WORK TO BE COMPLETED: Would you write out the listing verbatim and skip every picture in it?

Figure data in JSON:
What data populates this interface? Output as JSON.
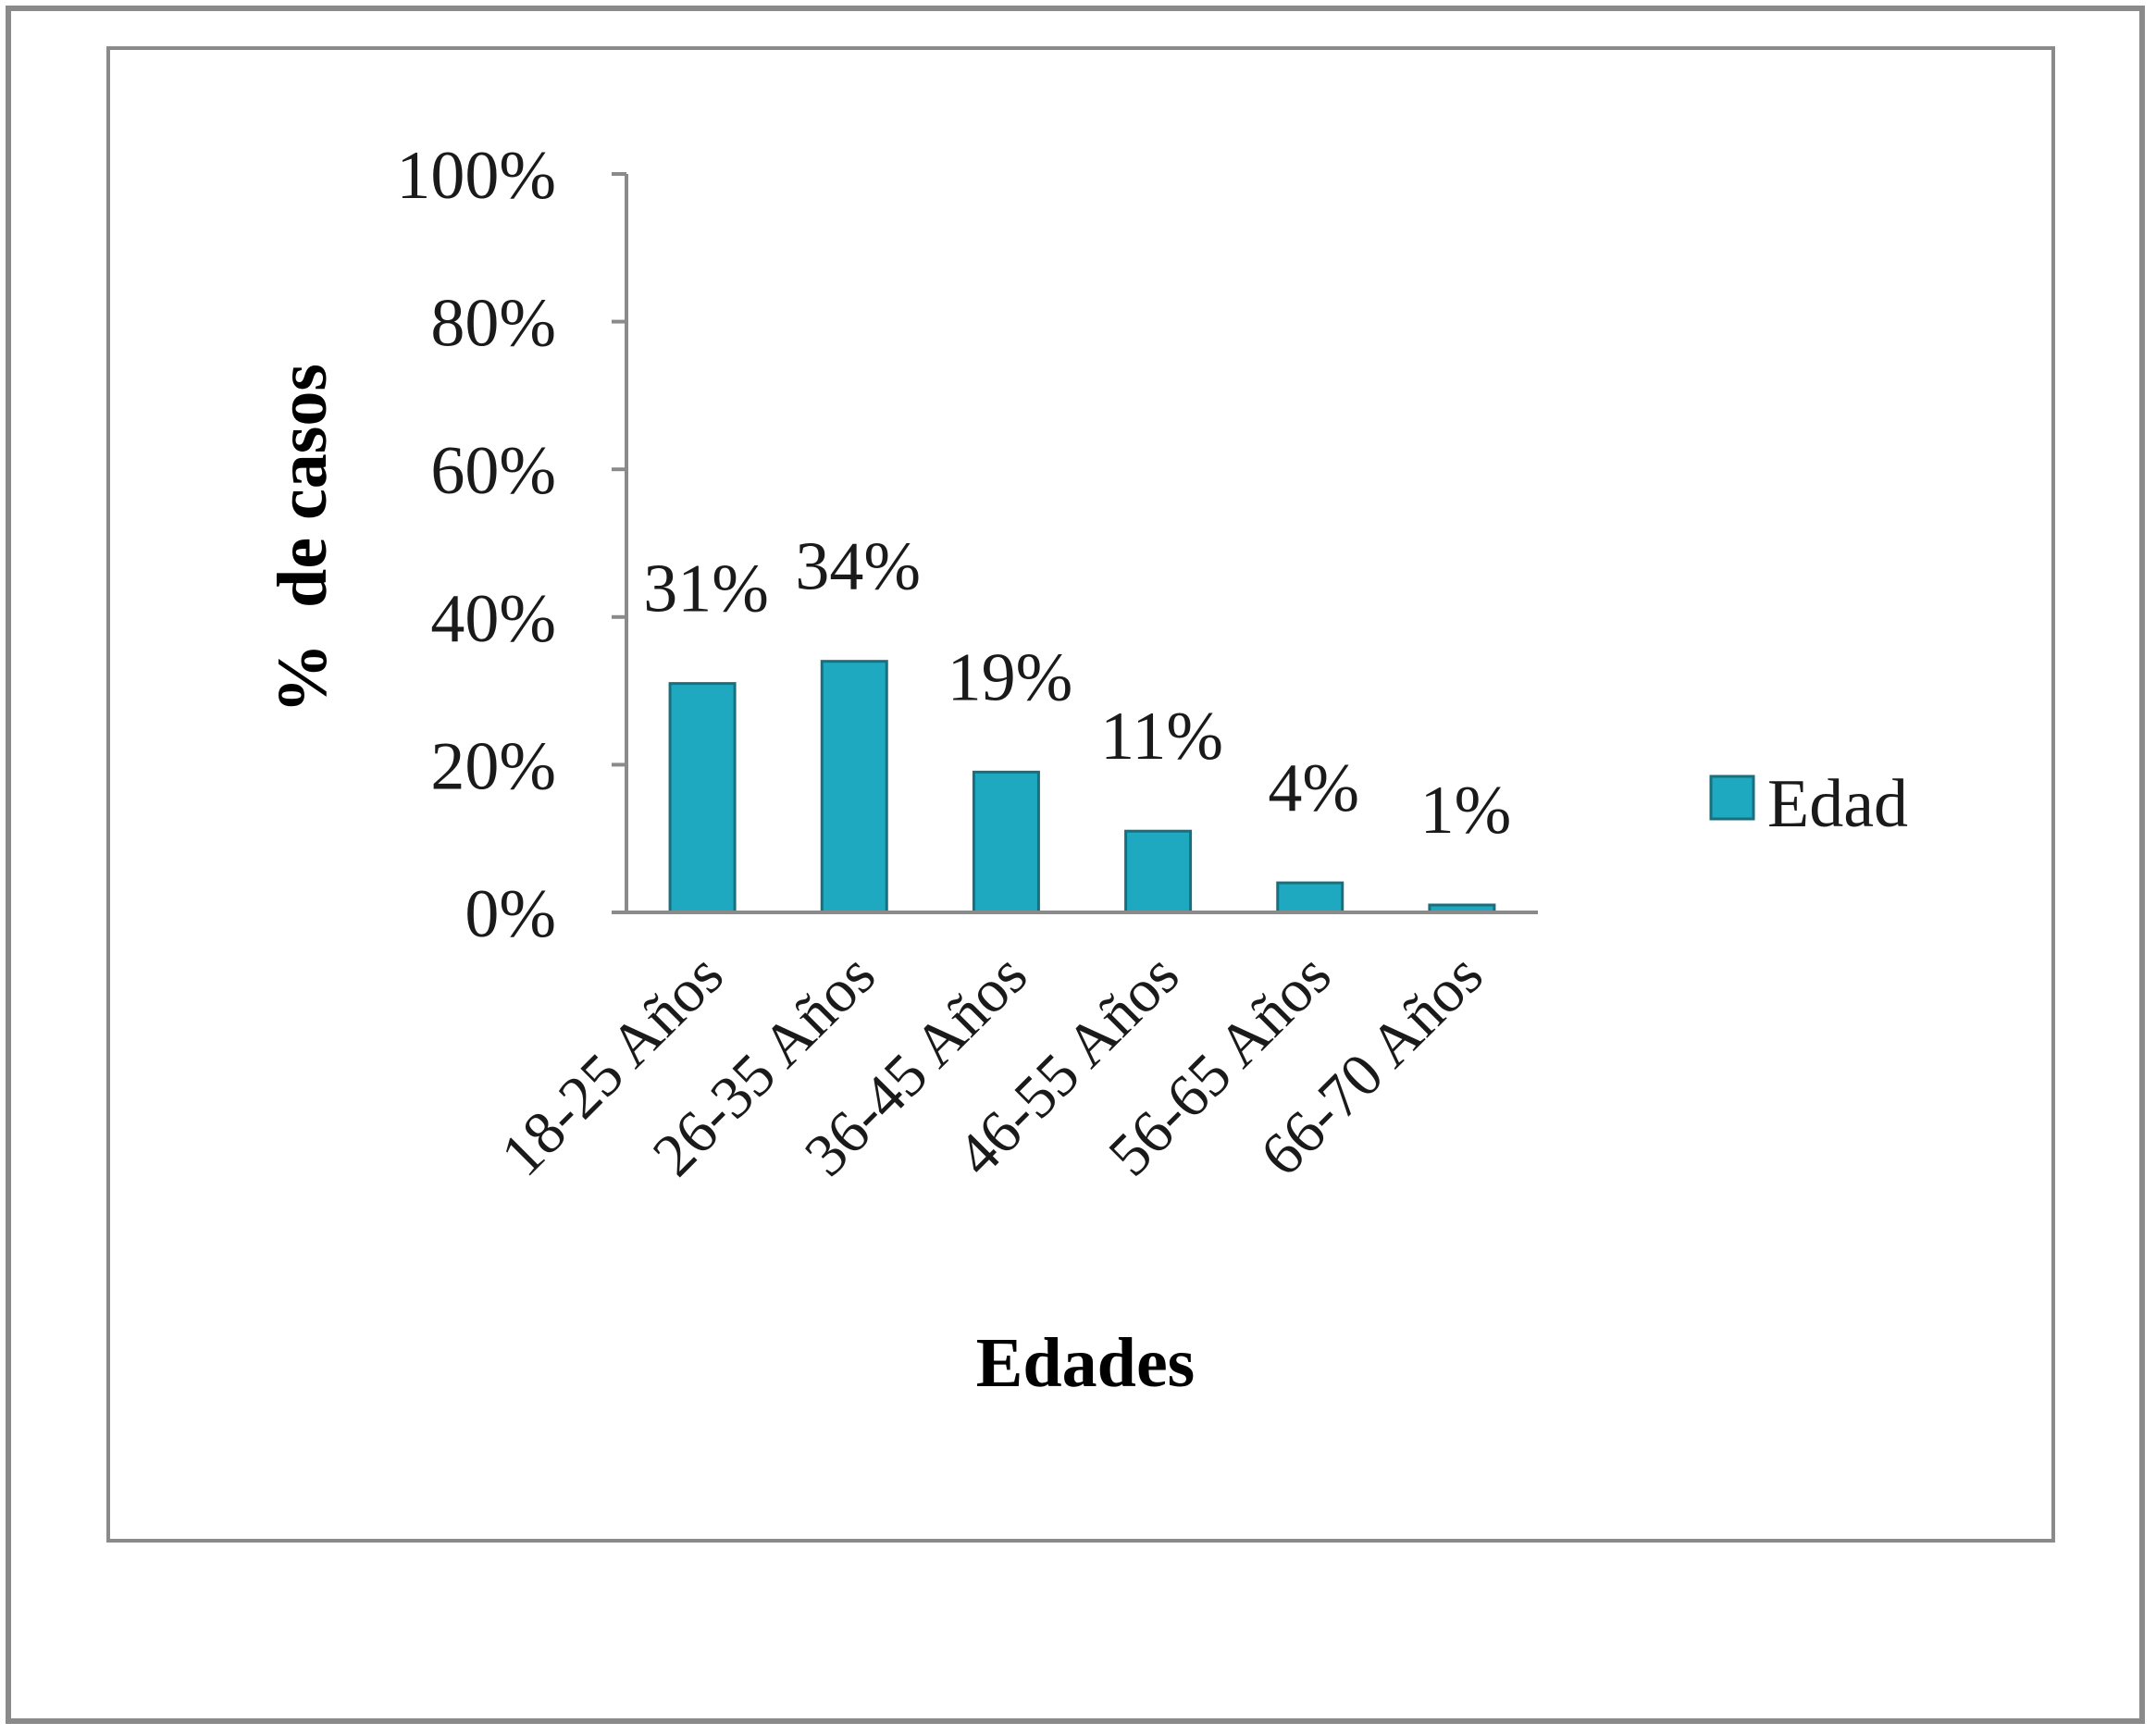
{
  "chart_data": {
    "type": "bar",
    "categories": [
      "18-25 Años",
      "26-35 Años",
      "36-45 Años",
      "46-55 Años",
      "56-65 Años",
      "66-70 Años"
    ],
    "series": [
      {
        "name": "Edad",
        "values": [
          31,
          34,
          19,
          11,
          4,
          1
        ],
        "color": "#1fa9c0"
      }
    ],
    "data_labels": [
      "31%",
      "34%",
      "19%",
      "11%",
      "4%",
      "1%"
    ],
    "y_ticks": [
      "0%",
      "20%",
      "40%",
      "60%",
      "80%",
      "100%"
    ],
    "ylim": [
      0,
      100
    ],
    "xlabel": "Edades",
    "ylabel": "%  de casos",
    "legend_position": "right",
    "grid": false
  }
}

EXERCISE RESPONSE:
What data populates this interface? Output as JSON.
{
  "chart_data": {
    "type": "bar",
    "categories": [
      "18-25 Años",
      "26-35 Años",
      "36-45 Años",
      "46-55 Años",
      "56-65 Años",
      "66-70 Años"
    ],
    "series": [
      {
        "name": "Edad",
        "values": [
          31,
          34,
          19,
          11,
          4,
          1
        ],
        "color": "#1fa9c0"
      }
    ],
    "data_labels": [
      "31%",
      "34%",
      "19%",
      "11%",
      "4%",
      "1%"
    ],
    "y_ticks": [
      "0%",
      "20%",
      "40%",
      "60%",
      "80%",
      "100%"
    ],
    "ylim": [
      0,
      100
    ],
    "xlabel": "Edades",
    "ylabel": "%  de casos",
    "legend_position": "right",
    "grid": false
  }
}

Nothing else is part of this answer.